#### WHAT YOU ARE ASKED TO DO
Your task is to output all the records below, word for word.

— begin DATA ENTRIES —

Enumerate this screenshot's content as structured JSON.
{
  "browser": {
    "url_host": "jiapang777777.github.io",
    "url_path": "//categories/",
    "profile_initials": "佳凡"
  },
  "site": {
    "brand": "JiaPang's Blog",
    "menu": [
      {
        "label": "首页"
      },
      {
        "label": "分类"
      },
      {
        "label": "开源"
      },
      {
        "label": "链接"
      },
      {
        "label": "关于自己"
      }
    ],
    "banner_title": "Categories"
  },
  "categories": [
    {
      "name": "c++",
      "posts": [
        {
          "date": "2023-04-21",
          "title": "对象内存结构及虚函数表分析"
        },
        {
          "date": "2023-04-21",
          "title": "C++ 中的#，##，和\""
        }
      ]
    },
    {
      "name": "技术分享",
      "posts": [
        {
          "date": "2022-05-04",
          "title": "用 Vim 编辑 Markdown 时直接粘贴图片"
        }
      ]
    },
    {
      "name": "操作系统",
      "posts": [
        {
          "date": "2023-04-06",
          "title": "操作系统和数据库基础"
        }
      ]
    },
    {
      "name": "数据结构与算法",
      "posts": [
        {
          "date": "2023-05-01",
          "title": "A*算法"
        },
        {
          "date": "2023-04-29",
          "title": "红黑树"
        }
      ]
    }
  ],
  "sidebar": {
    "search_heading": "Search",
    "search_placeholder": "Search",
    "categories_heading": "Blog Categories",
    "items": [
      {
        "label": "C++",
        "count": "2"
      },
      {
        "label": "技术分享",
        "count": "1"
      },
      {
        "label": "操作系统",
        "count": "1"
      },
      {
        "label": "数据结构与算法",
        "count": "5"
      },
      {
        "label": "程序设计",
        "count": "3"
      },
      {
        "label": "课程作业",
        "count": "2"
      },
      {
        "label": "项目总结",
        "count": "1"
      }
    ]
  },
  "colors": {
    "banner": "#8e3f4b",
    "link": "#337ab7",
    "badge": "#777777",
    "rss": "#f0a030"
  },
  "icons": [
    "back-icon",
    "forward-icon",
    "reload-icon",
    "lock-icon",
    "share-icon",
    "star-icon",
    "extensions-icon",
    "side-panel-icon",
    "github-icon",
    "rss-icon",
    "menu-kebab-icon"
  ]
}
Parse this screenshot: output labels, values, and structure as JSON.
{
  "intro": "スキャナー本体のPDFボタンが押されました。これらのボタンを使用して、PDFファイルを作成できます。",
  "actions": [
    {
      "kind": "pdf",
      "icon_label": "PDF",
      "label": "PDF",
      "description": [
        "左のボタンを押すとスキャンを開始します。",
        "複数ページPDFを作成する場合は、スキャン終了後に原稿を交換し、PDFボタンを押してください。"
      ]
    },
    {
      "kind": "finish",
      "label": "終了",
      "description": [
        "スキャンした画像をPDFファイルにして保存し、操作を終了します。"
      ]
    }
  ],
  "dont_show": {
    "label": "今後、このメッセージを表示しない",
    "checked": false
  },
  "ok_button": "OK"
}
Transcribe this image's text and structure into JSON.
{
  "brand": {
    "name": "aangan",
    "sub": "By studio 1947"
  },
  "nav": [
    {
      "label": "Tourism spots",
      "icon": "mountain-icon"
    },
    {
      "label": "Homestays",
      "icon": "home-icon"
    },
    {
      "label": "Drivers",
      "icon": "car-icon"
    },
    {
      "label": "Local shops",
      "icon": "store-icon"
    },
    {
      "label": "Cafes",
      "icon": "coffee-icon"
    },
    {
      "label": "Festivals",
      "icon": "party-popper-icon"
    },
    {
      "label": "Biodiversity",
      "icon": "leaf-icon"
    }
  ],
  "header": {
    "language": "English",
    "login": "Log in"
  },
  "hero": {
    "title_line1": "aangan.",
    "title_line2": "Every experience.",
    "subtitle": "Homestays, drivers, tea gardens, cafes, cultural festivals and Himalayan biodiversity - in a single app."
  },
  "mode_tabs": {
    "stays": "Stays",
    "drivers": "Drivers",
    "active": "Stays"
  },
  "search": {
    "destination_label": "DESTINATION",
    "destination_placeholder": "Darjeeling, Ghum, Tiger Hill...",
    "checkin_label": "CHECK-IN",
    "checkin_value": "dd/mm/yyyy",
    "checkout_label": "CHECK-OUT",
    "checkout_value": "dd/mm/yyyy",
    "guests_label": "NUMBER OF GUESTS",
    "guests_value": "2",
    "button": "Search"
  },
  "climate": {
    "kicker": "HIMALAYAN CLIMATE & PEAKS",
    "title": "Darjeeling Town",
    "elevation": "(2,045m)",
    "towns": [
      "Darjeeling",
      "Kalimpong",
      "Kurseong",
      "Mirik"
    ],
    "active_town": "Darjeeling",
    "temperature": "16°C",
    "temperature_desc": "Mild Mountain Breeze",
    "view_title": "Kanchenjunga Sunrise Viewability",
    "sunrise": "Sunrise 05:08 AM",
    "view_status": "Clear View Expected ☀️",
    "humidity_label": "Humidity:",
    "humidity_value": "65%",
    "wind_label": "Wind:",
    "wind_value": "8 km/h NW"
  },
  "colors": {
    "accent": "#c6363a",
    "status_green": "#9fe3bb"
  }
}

— end DATA ENTRIES —

#### TASK SOLUTION
Enumerate this screenshot's content as structured JSON.
{
  "browser": {
    "url_host": "jiapang777777.github.io",
    "url_path": "//categories/",
    "profile_initials": "佳凡"
  },
  "site": {
    "brand": "JiaPang's Blog",
    "menu": [
      {
        "label": "首页"
      },
      {
        "label": "分类"
      },
      {
        "label": "开源"
      },
      {
        "label": "链接"
      },
      {
        "label": "关于自己"
      }
    ],
    "banner_title": "Categories"
  },
  "categories": [
    {
      "name": "c++",
      "posts": [
        {
          "date": "2023-04-21",
          "title": "对象内存结构及虚函数表分析"
        },
        {
          "date": "2023-04-21",
          "title": "C++ 中的#，##，和\""
        }
      ]
    },
    {
      "name": "技术分享",
      "posts": [
        {
          "date": "2022-05-04",
          "title": "用 Vim 编辑 Markdown 时直接粘贴图片"
        }
      ]
    },
    {
      "name": "操作系统",
      "posts": [
        {
          "date": "2023-04-06",
          "title": "操作系统和数据库基础"
        }
      ]
    },
    {
      "name": "数据结构与算法",
      "posts": [
        {
          "date": "2023-05-01",
          "title": "A*算法"
        },
        {
          "date": "2023-04-29",
          "title": "红黑树"
        }
      ]
    }
  ],
  "sidebar": {
    "search_heading": "Search",
    "search_placeholder": "Search",
    "categories_heading": "Blog Categories",
    "items": [
      {
        "label": "C++",
        "count": "2"
      },
      {
        "label": "技术分享",
        "count": "1"
      },
      {
        "label": "操作系统",
        "count": "1"
      },
      {
        "label": "数据结构与算法",
        "count": "5"
      },
      {
        "label": "程序设计",
        "count": "3"
      },
      {
        "label": "课程作业",
        "count": "2"
      },
      {
        "label": "项目总结",
        "count": "1"
      }
    ]
  },
  "colors": {
    "banner": "#8e3f4b",
    "link": "#337ab7",
    "badge": "#777777",
    "rss": "#f0a030"
  },
  "icons": [
    "back-icon",
    "forward-icon",
    "reload-icon",
    "lock-icon",
    "share-icon",
    "star-icon",
    "extensions-icon",
    "side-panel-icon",
    "github-icon",
    "rss-icon",
    "menu-kebab-icon"
  ]
}
Parse this screenshot: output labels, values, and structure as JSON.
{
  "intro": "スキャナー本体のPDFボタンが押されました。これらのボタンを使用して、PDFファイルを作成できます。",
  "actions": [
    {
      "kind": "pdf",
      "icon_label": "PDF",
      "label": "PDF",
      "description": [
        "左のボタンを押すとスキャンを開始します。",
        "複数ページPDFを作成する場合は、スキャン終了後に原稿を交換し、PDFボタンを押してください。"
      ]
    },
    {
      "kind": "finish",
      "label": "終了",
      "description": [
        "スキャンした画像をPDFファイルにして保存し、操作を終了します。"
      ]
    }
  ],
  "dont_show": {
    "label": "今後、このメッセージを表示しない",
    "checked": false
  },
  "ok_button": "OK"
}
Transcribe this image's text and structure into JSON.
{
  "brand": {
    "name": "aangan",
    "sub": "By studio 1947"
  },
  "nav": [
    {
      "label": "Tourism spots",
      "icon": "mountain-icon"
    },
    {
      "label": "Homestays",
      "icon": "home-icon"
    },
    {
      "label": "Drivers",
      "icon": "car-icon"
    },
    {
      "label": "Local shops",
      "icon": "store-icon"
    },
    {
      "label": "Cafes",
      "icon": "coffee-icon"
    },
    {
      "label": "Festivals",
      "icon": "party-popper-icon"
    },
    {
      "label": "Biodiversity",
      "icon": "leaf-icon"
    }
  ],
  "header": {
    "language": "English",
    "login": "Log in"
  },
  "hero": {
    "title_line1": "aangan.",
    "title_line2": "Every experience.",
    "subtitle": "Homestays, drivers, tea gardens, cafes, cultural festivals and Himalayan biodiversity - in a single app."
  },
  "mode_tabs": {
    "stays": "Stays",
    "drivers": "Drivers",
    "active": "Stays"
  },
  "search": {
    "destination_label": "DESTINATION",
    "destination_placeholder": "Darjeeling, Ghum, Tiger Hill...",
    "checkin_label": "CHECK-IN",
    "checkin_value": "dd/mm/yyyy",
    "checkout_label": "CHECK-OUT",
    "checkout_value": "dd/mm/yyyy",
    "guests_label": "NUMBER OF GUESTS",
    "guests_value": "2",
    "button": "Search"
  },
  "climate": {
    "kicker": "HIMALAYAN CLIMATE & PEAKS",
    "title": "Darjeeling Town",
    "elevation": "(2,045m)",
    "towns": [
      "Darjeeling",
      "Kalimpong",
      "Kurseong",
      "Mirik"
    ],
    "active_town": "Darjeeling",
    "temperature": "16°C",
    "temperature_desc": "Mild Mountain Breeze",
    "view_title": "Kanchenjunga Sunrise Viewability",
    "sunrise": "Sunrise 05:08 AM",
    "view_status": "Clear View Expected ☀️",
    "humidity_label": "Humidity:",
    "humidity_value": "65%",
    "wind_label": "Wind:",
    "wind_value": "8 km/h NW"
  },
  "colors": {
    "accent": "#c6363a",
    "status_green": "#9fe3bb"
  }
}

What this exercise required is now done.